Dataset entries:
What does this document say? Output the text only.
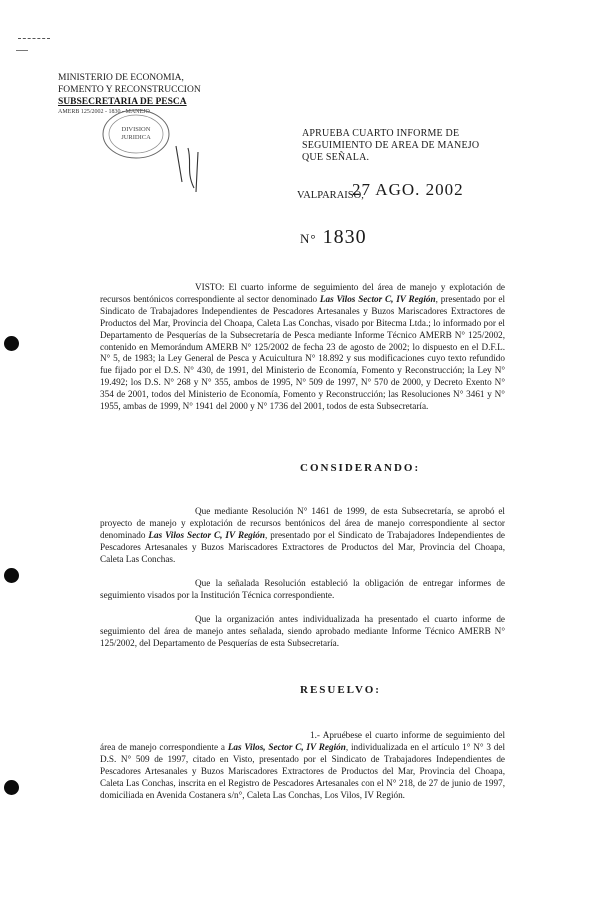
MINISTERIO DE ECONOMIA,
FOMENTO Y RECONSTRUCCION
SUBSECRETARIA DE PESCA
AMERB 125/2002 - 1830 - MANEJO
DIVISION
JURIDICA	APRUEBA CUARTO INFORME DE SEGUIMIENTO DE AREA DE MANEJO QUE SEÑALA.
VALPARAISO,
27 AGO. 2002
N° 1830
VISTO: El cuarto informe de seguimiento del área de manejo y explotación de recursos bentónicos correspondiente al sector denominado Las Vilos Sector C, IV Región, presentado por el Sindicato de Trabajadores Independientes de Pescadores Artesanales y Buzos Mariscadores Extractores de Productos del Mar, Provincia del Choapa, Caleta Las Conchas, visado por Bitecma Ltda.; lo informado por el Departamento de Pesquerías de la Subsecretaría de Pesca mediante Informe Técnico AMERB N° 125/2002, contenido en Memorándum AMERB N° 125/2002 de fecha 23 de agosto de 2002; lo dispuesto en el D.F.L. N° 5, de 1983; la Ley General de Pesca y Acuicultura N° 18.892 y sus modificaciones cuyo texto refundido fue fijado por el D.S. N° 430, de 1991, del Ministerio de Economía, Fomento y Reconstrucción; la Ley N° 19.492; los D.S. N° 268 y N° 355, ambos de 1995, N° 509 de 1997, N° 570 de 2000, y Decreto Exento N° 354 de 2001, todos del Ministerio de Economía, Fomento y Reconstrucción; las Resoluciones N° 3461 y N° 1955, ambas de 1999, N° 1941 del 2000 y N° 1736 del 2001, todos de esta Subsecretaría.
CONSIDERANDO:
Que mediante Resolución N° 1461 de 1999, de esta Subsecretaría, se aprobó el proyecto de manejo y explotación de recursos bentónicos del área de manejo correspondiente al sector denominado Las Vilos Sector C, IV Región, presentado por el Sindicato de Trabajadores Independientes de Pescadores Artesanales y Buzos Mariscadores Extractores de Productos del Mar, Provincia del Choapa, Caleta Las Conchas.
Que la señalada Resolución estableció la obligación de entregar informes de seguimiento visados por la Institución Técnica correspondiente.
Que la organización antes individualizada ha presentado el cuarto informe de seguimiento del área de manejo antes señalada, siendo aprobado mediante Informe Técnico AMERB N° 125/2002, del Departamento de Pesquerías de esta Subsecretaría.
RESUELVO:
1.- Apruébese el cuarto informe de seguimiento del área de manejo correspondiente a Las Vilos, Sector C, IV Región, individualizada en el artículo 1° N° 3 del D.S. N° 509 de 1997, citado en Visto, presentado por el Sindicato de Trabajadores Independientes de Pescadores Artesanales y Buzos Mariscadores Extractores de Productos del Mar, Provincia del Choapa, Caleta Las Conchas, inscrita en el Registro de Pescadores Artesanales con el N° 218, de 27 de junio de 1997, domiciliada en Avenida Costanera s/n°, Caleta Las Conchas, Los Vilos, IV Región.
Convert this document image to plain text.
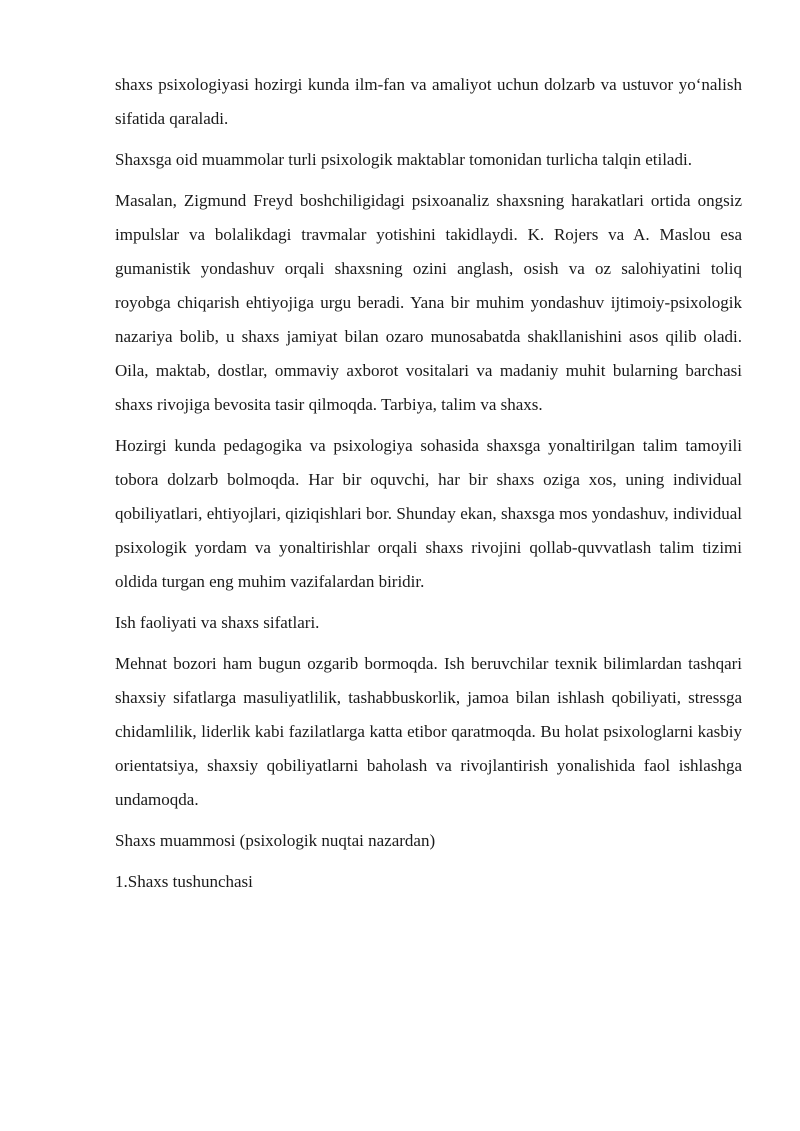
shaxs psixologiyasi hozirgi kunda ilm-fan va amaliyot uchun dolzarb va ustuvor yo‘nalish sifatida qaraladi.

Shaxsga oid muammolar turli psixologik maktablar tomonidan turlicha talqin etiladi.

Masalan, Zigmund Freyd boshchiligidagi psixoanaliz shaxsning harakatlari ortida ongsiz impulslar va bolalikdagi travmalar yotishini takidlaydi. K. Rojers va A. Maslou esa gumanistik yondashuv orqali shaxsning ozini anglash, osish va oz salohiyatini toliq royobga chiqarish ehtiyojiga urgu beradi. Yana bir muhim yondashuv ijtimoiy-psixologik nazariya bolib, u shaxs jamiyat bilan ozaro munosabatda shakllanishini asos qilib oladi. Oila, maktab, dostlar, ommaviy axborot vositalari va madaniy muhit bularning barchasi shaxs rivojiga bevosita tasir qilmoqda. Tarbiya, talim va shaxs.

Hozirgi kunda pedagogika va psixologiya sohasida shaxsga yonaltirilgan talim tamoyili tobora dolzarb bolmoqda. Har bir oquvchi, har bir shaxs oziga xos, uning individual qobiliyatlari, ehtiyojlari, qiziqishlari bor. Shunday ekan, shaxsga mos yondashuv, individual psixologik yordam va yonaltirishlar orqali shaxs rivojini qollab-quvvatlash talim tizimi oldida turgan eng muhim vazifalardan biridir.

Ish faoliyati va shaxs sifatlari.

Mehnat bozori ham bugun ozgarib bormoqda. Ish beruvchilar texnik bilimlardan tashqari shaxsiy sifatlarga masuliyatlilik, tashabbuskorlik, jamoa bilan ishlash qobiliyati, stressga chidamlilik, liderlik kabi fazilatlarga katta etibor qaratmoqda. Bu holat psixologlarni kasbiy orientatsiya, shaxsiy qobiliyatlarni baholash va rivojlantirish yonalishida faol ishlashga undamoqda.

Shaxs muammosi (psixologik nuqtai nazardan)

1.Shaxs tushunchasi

TASK STATEMENT:
All of the lines above should be printed exactly, minus the pictures.

COMPLETE ANSWER:
What does this document say? Output the text only.
MINISTERIO DE ECONOMIA,
FOMENTO Y RECONSTRUCCION
SUBSECRETARIA DE PESCA
AMERB 125/2002 - 1830 - MANEJO
DIVISION
JURIDICA	APRUEBA CUARTO INFORME DE SEGUIMIENTO DE AREA DE MANEJO QUE SEÑALA.
VALPARAISO,
27 AGO. 2002
N° 1830
VISTO: El cuarto informe de seguimiento del área de manejo y explotación de recursos bentónicos correspondiente al sector denominado Las Vilos Sector C, IV Región, presentado por el Sindicato de Trabajadores Independientes de Pescadores Artesanales y Buzos Mariscadores Extractores de Productos del Mar, Provincia del Choapa, Caleta Las Conchas, visado por Bitecma Ltda.; lo informado por el Departamento de Pesquerías de la Subsecretaría de Pesca mediante Informe Técnico AMERB N° 125/2002, contenido en Memorándum AMERB N° 125/2002 de fecha 23 de agosto de 2002; lo dispuesto en el D.F.L. N° 5, de 1983; la Ley General de Pesca y Acuicultura N° 18.892 y sus modificaciones cuyo texto refundido fue fijado por el D.S. N° 430, de 1991, del Ministerio de Economía, Fomento y Reconstrucción; la Ley N° 19.492; los D.S. N° 268 y N° 355, ambos de 1995, N° 509 de 1997, N° 570 de 2000, y Decreto Exento N° 354 de 2001, todos del Ministerio de Economía, Fomento y Reconstrucción; las Resoluciones N° 3461 y N° 1955, ambas de 1999, N° 1941 del 2000 y N° 1736 del 2001, todos de esta Subsecretaría.
CONSIDERANDO:
Que mediante Resolución N° 1461 de 1999, de esta Subsecretaría, se aprobó el proyecto de manejo y explotación de recursos bentónicos del área de manejo correspondiente al sector denominado Las Vilos Sector C, IV Región, presentado por el Sindicato de Trabajadores Independientes de Pescadores Artesanales y Buzos Mariscadores Extractores de Productos del Mar, Provincia del Choapa, Caleta Las Conchas.
Que la señalada Resolución estableció la obligación de entregar informes de seguimiento visados por la Institución Técnica correspondiente.
Que la organización antes individualizada ha presentado el cuarto informe de seguimiento del área de manejo antes señalada, siendo aprobado mediante Informe Técnico AMERB N° 125/2002, del Departamento de Pesquerías de esta Subsecretaría.
RESUELVO:
1.- Apruébese el cuarto informe de seguimiento del área de manejo correspondiente a Las Vilos, Sector C, IV Región, individualizada en el artículo 1° N° 3 del D.S. N° 509 de 1997, citado en Visto, presentado por el Sindicato de Trabajadores Independientes de Pescadores Artesanales y Buzos Mariscadores Extractores de Productos del Mar, Provincia del Choapa, Caleta Las Conchas, inscrita en el Registro de Pescadores Artesanales con el N° 218, de 27 de junio de 1997, domiciliada en Avenida Costanera s/n°, Caleta Las Conchas, Los Vilos, IV Región.
Convert this document image to plain text.
shaxs psixologiyasi hozirgi kunda ilm-fan va amaliyot uchun dolzarb va ustuvor yo‘nalish sifatida qaraladi.

Shaxsga oid muammolar turli psixologik maktablar tomonidan turlicha talqin etiladi.

Masalan, Zigmund Freyd boshchiligidagi psixoanaliz shaxsning harakatlari ortida ongsiz impulslar va bolalikdagi travmalar yotishini takidlaydi. K. Rojers va A. Maslou esa gumanistik yondashuv orqali shaxsning ozini anglash, osish va oz salohiyatini toliq royobga chiqarish ehtiyojiga urgu beradi. Yana bir muhim yondashuv ijtimoiy-psixologik nazariya bolib, u shaxs jamiyat bilan ozaro munosabatda shakllanishini asos qilib oladi. Oila, maktab, dostlar, ommaviy axborot vositalari va madaniy muhit bularning barchasi shaxs rivojiga bevosita tasir qilmoqda. Tarbiya, talim va shaxs.

Hozirgi kunda pedagogika va psixologiya sohasida shaxsga yonaltirilgan talim tamoyili tobora dolzarb bolmoqda. Har bir oquvchi, har bir shaxs oziga xos, uning individual qobiliyatlari, ehtiyojlari, qiziqishlari bor. Shunday ekan, shaxsga mos yondashuv, individual psixologik yordam va yonaltirishlar orqali shaxs rivojini qollab-quvvatlash talim tizimi oldida turgan eng muhim vazifalardan biridir.

Ish faoliyati va shaxs sifatlari.

Mehnat bozori ham bugun ozgarib bormoqda. Ish beruvchilar texnik bilimlardan tashqari shaxsiy sifatlarga masuliyatlilik, tashabbuskorlik, jamoa bilan ishlash qobiliyati, stressga chidamlilik, liderlik kabi fazilatlarga katta etibor qaratmoqda. Bu holat psixologlarni kasbiy orientatsiya, shaxsiy qobiliyatlarni baholash va rivojlantirish yonalishida faol ishlashga undamoqda.

Shaxs muammosi (psixologik nuqtai nazardan)

1.Shaxs tushunchasi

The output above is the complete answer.